[start of STORED DATA]
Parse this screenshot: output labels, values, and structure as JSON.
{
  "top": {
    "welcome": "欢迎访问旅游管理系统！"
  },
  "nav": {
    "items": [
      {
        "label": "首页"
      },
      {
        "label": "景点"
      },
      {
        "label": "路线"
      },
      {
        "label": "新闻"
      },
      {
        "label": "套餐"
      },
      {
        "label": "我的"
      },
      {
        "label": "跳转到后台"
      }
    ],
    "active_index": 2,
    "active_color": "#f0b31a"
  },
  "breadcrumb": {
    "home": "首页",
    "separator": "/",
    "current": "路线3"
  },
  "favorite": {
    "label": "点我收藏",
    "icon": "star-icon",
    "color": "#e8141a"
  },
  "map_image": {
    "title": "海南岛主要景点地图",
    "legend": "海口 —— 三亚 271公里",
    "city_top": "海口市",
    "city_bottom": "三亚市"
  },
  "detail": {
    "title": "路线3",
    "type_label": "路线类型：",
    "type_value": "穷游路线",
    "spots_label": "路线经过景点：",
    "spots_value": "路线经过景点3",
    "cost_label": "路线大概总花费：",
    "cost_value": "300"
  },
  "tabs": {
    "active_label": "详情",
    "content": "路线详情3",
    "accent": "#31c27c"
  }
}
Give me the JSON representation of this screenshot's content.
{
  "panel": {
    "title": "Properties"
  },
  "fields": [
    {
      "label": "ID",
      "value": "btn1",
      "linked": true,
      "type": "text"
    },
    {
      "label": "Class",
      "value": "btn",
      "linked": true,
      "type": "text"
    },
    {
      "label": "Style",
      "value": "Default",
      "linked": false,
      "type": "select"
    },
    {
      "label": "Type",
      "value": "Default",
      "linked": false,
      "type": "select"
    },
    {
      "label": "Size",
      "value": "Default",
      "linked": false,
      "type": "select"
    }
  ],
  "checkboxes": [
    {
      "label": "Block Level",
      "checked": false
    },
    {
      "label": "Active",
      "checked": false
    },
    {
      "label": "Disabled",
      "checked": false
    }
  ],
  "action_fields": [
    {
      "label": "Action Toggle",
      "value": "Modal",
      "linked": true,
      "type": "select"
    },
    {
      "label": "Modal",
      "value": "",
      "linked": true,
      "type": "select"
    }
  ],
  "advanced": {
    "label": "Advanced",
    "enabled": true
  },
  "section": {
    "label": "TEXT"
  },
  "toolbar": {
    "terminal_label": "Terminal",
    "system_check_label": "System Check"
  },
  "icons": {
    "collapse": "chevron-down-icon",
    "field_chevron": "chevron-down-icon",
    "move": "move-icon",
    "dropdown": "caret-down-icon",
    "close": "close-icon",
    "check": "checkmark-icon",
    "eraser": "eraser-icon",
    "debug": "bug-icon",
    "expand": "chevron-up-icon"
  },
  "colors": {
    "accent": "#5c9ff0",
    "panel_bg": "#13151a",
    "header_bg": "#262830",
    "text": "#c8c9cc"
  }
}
[end of STORED DATA]
# REQUIRED WORK:
Give the records above again, word for word.

# EXERCISE RESPONSE:
Parse this screenshot: output labels, values, and structure as JSON.
{
  "top": {
    "welcome": "欢迎访问旅游管理系统！"
  },
  "nav": {
    "items": [
      {
        "label": "首页"
      },
      {
        "label": "景点"
      },
      {
        "label": "路线"
      },
      {
        "label": "新闻"
      },
      {
        "label": "套餐"
      },
      {
        "label": "我的"
      },
      {
        "label": "跳转到后台"
      }
    ],
    "active_index": 2,
    "active_color": "#f0b31a"
  },
  "breadcrumb": {
    "home": "首页",
    "separator": "/",
    "current": "路线3"
  },
  "favorite": {
    "label": "点我收藏",
    "icon": "star-icon",
    "color": "#e8141a"
  },
  "map_image": {
    "title": "海南岛主要景点地图",
    "legend": "海口 —— 三亚 271公里",
    "city_top": "海口市",
    "city_bottom": "三亚市"
  },
  "detail": {
    "title": "路线3",
    "type_label": "路线类型：",
    "type_value": "穷游路线",
    "spots_label": "路线经过景点：",
    "spots_value": "路线经过景点3",
    "cost_label": "路线大概总花费：",
    "cost_value": "300"
  },
  "tabs": {
    "active_label": "详情",
    "content": "路线详情3",
    "accent": "#31c27c"
  }
}
Give me the JSON representation of this screenshot's content.
{
  "panel": {
    "title": "Properties"
  },
  "fields": [
    {
      "label": "ID",
      "value": "btn1",
      "linked": true,
      "type": "text"
    },
    {
      "label": "Class",
      "value": "btn",
      "linked": true,
      "type": "text"
    },
    {
      "label": "Style",
      "value": "Default",
      "linked": false,
      "type": "select"
    },
    {
      "label": "Type",
      "value": "Default",
      "linked": false,
      "type": "select"
    },
    {
      "label": "Size",
      "value": "Default",
      "linked": false,
      "type": "select"
    }
  ],
  "checkboxes": [
    {
      "label": "Block Level",
      "checked": false
    },
    {
      "label": "Active",
      "checked": false
    },
    {
      "label": "Disabled",
      "checked": false
    }
  ],
  "action_fields": [
    {
      "label": "Action Toggle",
      "value": "Modal",
      "linked": true,
      "type": "select"
    },
    {
      "label": "Modal",
      "value": "",
      "linked": true,
      "type": "select"
    }
  ],
  "advanced": {
    "label": "Advanced",
    "enabled": true
  },
  "section": {
    "label": "TEXT"
  },
  "toolbar": {
    "terminal_label": "Terminal",
    "system_check_label": "System Check"
  },
  "icons": {
    "collapse": "chevron-down-icon",
    "field_chevron": "chevron-down-icon",
    "move": "move-icon",
    "dropdown": "caret-down-icon",
    "close": "close-icon",
    "check": "checkmark-icon",
    "eraser": "eraser-icon",
    "debug": "bug-icon",
    "expand": "chevron-up-icon"
  },
  "colors": {
    "accent": "#5c9ff0",
    "panel_bg": "#13151a",
    "header_bg": "#262830",
    "text": "#c8c9cc"
  }
}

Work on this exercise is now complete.